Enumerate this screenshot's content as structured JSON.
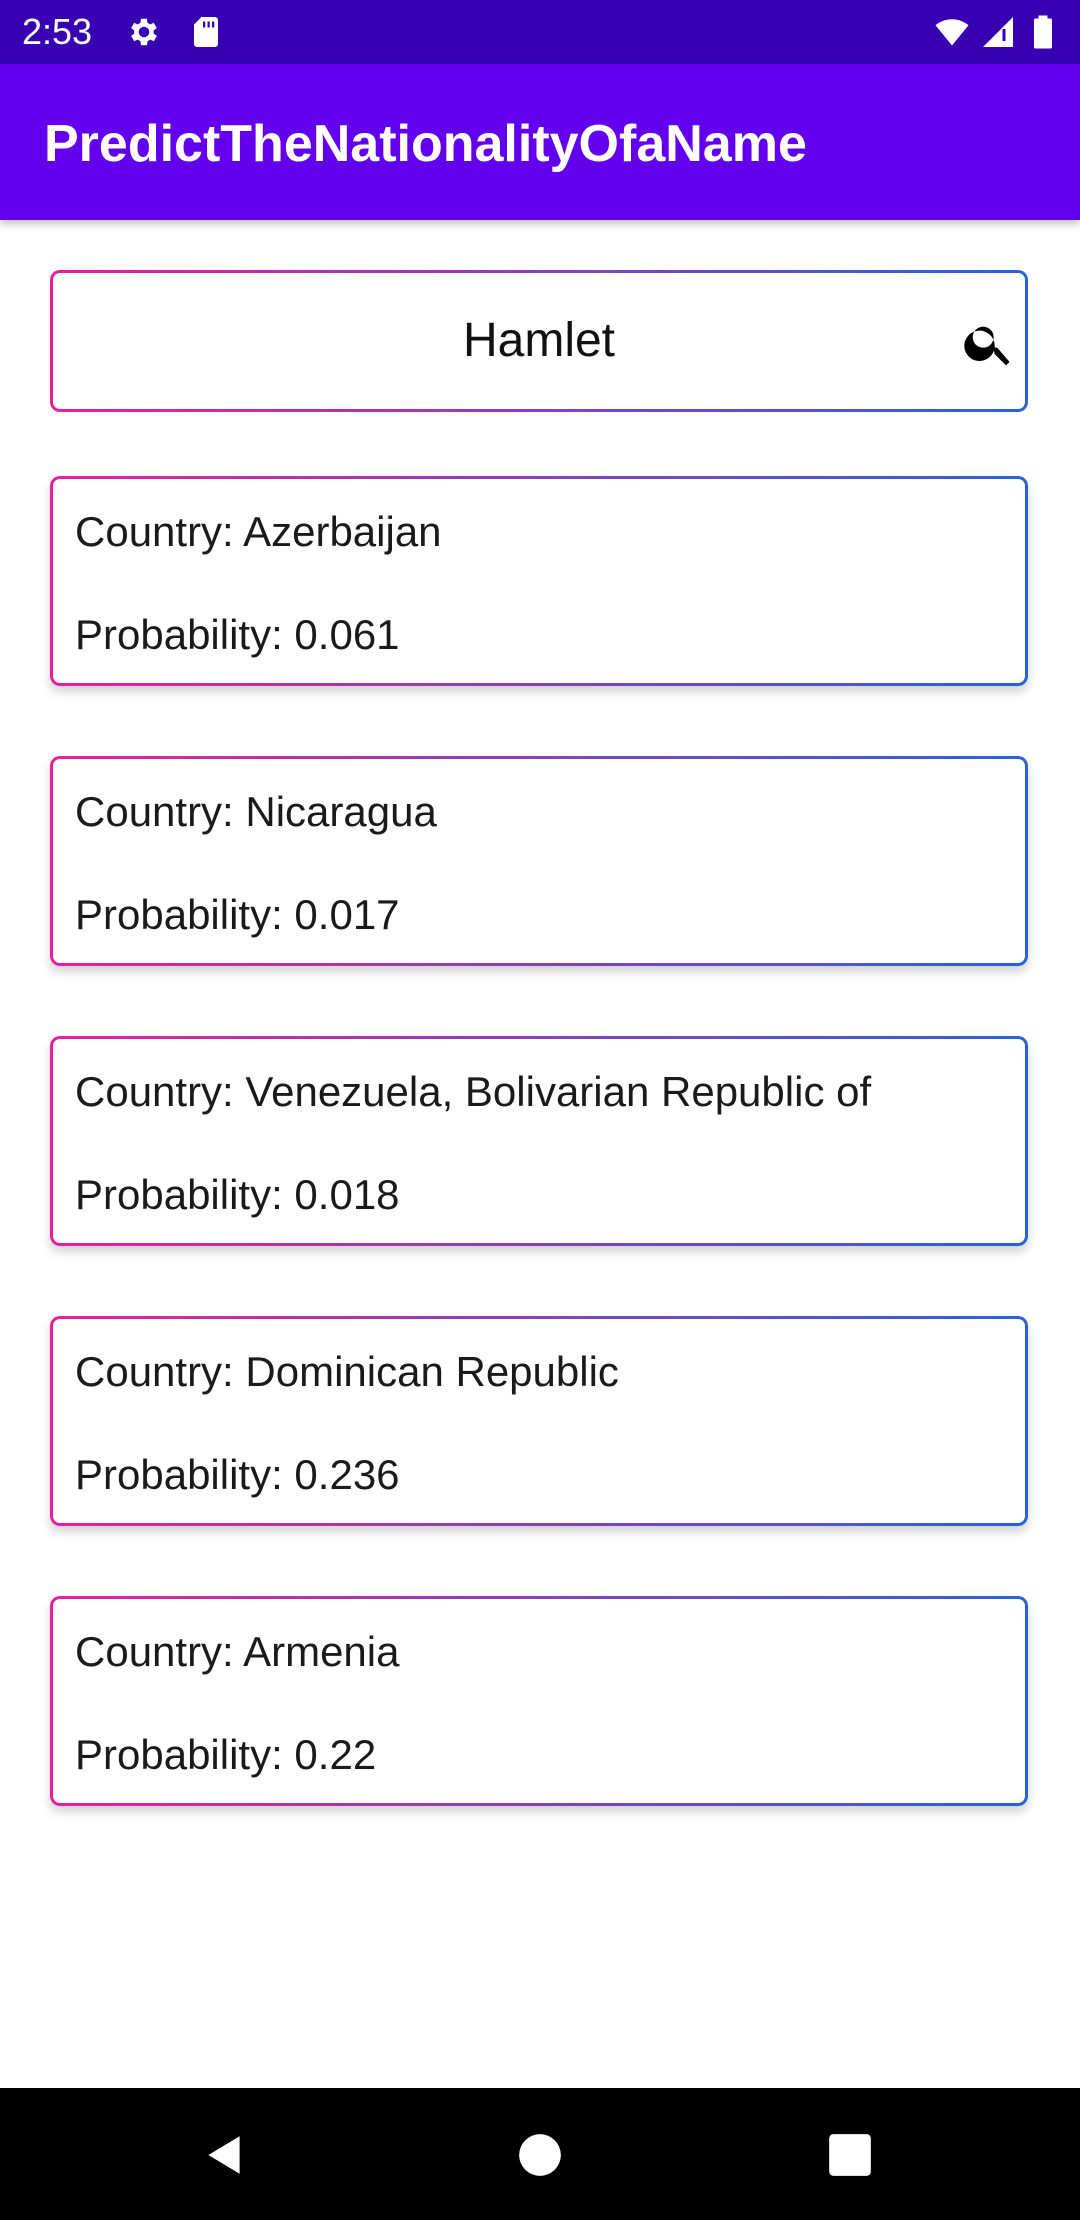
{
  "status_bar": {
    "time": "2:53",
    "icons": [
      "gear-icon",
      "sd-card-icon",
      "wifi-icon",
      "cell-signal-icon",
      "battery-icon"
    ]
  },
  "app_bar": {
    "title": "PredictTheNationalityOfaName"
  },
  "search": {
    "value": "Hamlet",
    "icon": "search-icon"
  },
  "results": [
    {
      "country": "Country: Azerbaijan",
      "probability": "Probability: 0.061"
    },
    {
      "country": "Country: Nicaragua",
      "probability": "Probability: 0.017"
    },
    {
      "country": "Country: Venezuela, Bolivarian Republic of",
      "probability": "Probability: 0.018"
    },
    {
      "country": "Country: Dominican Republic",
      "probability": "Probability: 0.236"
    },
    {
      "country": "Country: Armenia",
      "probability": "Probability: 0.22"
    }
  ],
  "nav_bar": {
    "buttons": [
      "back-icon",
      "home-icon",
      "recents-icon"
    ]
  },
  "colors": {
    "status_bar": "#3700b3",
    "app_bar": "#6200ee",
    "border_start": "#e91e9b",
    "border_end": "#2962d9"
  }
}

——————————

» Task: Take the records above and transcribe them exactly, dropping every picture.

» Complete answer:
Enumerate this screenshot's content as structured JSON.
{
  "status_bar": {
    "time": "2:53",
    "icons": [
      "gear-icon",
      "sd-card-icon",
      "wifi-icon",
      "cell-signal-icon",
      "battery-icon"
    ]
  },
  "app_bar": {
    "title": "PredictTheNationalityOfaName"
  },
  "search": {
    "value": "Hamlet",
    "icon": "search-icon"
  },
  "results": [
    {
      "country": "Country: Azerbaijan",
      "probability": "Probability: 0.061"
    },
    {
      "country": "Country: Nicaragua",
      "probability": "Probability: 0.017"
    },
    {
      "country": "Country: Venezuela, Bolivarian Republic of",
      "probability": "Probability: 0.018"
    },
    {
      "country": "Country: Dominican Republic",
      "probability": "Probability: 0.236"
    },
    {
      "country": "Country: Armenia",
      "probability": "Probability: 0.22"
    }
  ],
  "nav_bar": {
    "buttons": [
      "back-icon",
      "home-icon",
      "recents-icon"
    ]
  },
  "colors": {
    "status_bar": "#3700b3",
    "app_bar": "#6200ee",
    "border_start": "#e91e9b",
    "border_end": "#2962d9"
  }
}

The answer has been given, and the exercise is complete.